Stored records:
• • • •

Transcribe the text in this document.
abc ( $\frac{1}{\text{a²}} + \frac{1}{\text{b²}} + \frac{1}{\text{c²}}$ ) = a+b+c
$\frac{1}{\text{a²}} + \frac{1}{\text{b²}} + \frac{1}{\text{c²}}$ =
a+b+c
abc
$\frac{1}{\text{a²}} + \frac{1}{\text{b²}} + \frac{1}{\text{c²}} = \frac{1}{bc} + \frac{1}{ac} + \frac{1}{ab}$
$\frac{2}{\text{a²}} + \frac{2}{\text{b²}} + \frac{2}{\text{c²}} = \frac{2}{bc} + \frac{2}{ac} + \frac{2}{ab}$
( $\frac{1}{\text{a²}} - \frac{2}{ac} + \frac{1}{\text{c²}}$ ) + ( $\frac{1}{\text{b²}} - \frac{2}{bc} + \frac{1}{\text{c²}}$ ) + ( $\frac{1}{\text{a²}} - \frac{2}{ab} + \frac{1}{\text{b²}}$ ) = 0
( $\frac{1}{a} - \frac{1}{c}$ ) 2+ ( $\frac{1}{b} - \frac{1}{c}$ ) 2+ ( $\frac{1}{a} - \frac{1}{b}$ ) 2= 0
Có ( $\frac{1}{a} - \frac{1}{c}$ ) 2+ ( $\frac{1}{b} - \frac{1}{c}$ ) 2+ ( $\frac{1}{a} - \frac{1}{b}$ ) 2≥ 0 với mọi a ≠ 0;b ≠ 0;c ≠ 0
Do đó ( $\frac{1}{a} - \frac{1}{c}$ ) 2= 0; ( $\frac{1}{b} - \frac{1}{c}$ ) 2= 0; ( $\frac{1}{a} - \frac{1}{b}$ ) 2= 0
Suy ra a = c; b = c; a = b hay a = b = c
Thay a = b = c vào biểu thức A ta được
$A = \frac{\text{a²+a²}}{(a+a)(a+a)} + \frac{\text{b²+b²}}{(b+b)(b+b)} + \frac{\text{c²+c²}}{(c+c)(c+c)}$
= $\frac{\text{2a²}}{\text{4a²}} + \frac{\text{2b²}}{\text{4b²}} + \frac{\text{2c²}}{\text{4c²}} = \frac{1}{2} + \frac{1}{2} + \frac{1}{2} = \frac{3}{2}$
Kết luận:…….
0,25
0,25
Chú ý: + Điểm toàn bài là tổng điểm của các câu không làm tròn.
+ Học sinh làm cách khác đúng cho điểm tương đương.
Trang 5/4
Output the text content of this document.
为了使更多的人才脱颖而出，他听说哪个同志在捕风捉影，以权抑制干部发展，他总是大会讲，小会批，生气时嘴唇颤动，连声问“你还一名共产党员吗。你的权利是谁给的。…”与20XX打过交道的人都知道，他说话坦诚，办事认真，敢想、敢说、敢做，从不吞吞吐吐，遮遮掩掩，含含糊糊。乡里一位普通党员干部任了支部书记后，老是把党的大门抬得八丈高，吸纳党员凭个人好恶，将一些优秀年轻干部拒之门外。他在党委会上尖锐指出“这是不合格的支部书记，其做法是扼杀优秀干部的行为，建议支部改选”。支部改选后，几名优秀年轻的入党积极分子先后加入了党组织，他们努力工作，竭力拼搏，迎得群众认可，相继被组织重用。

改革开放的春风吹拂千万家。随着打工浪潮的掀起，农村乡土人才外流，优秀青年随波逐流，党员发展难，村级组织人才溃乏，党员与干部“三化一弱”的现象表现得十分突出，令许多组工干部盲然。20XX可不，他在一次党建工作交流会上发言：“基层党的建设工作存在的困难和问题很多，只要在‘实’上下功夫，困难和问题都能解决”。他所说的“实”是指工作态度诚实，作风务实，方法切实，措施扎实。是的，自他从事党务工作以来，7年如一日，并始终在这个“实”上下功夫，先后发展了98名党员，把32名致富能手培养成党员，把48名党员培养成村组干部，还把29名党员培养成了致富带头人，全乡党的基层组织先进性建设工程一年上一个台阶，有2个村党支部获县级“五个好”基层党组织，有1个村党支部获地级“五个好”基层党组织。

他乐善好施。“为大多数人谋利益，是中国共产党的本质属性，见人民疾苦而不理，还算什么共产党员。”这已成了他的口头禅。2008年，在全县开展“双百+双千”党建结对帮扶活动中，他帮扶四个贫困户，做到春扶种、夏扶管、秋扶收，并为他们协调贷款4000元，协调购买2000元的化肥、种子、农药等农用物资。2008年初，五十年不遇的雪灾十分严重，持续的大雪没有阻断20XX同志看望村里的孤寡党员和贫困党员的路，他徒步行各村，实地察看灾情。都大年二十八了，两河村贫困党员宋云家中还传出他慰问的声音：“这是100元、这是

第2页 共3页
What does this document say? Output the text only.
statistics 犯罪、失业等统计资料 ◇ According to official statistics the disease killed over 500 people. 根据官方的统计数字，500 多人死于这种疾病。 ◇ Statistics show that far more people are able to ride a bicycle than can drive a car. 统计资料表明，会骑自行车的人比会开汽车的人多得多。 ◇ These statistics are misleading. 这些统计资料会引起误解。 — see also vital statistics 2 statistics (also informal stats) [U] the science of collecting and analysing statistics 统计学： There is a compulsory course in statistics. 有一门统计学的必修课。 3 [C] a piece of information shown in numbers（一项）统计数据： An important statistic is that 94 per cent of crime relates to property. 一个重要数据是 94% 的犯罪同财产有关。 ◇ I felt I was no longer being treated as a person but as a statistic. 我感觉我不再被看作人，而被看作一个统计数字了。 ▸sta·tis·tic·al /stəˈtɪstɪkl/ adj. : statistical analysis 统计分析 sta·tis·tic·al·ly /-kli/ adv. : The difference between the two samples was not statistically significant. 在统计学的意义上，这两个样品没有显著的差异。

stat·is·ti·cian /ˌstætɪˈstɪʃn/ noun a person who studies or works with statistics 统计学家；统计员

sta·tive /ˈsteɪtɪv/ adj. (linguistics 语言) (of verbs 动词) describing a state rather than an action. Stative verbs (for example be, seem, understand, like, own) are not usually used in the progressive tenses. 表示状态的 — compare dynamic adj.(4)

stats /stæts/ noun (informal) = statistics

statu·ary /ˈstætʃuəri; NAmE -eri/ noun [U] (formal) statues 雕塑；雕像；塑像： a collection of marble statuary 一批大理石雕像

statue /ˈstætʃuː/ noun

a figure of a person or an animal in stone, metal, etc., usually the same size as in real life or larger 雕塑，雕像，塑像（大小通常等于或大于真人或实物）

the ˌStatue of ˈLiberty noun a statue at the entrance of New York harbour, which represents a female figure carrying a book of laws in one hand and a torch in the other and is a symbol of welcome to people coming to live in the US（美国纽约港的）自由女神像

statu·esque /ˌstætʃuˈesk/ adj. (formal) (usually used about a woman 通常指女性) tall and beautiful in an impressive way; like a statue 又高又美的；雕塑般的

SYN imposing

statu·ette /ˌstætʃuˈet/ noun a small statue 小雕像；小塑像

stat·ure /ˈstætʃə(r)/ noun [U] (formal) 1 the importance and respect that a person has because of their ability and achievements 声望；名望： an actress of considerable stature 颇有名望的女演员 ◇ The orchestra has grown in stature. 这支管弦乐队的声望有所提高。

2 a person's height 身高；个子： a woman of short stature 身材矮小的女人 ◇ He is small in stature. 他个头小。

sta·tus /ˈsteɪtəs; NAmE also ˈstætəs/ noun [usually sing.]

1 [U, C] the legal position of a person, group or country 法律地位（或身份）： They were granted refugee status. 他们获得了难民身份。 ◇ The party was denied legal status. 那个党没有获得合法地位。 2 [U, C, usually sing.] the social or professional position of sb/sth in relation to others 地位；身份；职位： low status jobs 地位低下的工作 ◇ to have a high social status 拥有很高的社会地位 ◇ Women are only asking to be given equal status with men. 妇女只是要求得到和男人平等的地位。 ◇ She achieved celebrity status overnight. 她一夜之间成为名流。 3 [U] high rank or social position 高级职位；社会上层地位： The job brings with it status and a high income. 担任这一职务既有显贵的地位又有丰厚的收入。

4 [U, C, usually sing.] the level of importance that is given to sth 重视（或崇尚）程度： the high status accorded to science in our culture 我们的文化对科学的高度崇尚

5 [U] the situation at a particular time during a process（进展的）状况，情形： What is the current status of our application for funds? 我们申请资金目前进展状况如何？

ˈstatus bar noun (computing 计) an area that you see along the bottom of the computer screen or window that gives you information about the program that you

• • • •

WHAT NEEDS TO BE DONE: Look through the entries above; copy each line where the string "about" appears.

SOLUTION TO THIS PROBLEM:
statu·esque /ˌstætʃuˈesk/ adj. (formal) (usually used about a woman 通常指女性) tall and beautiful in an impressive way; like a statue 又高又美的；雕塑般的
ˈstatus bar noun (computing 计) an area that you see along the bottom of the computer screen or window that gives you information about the program that you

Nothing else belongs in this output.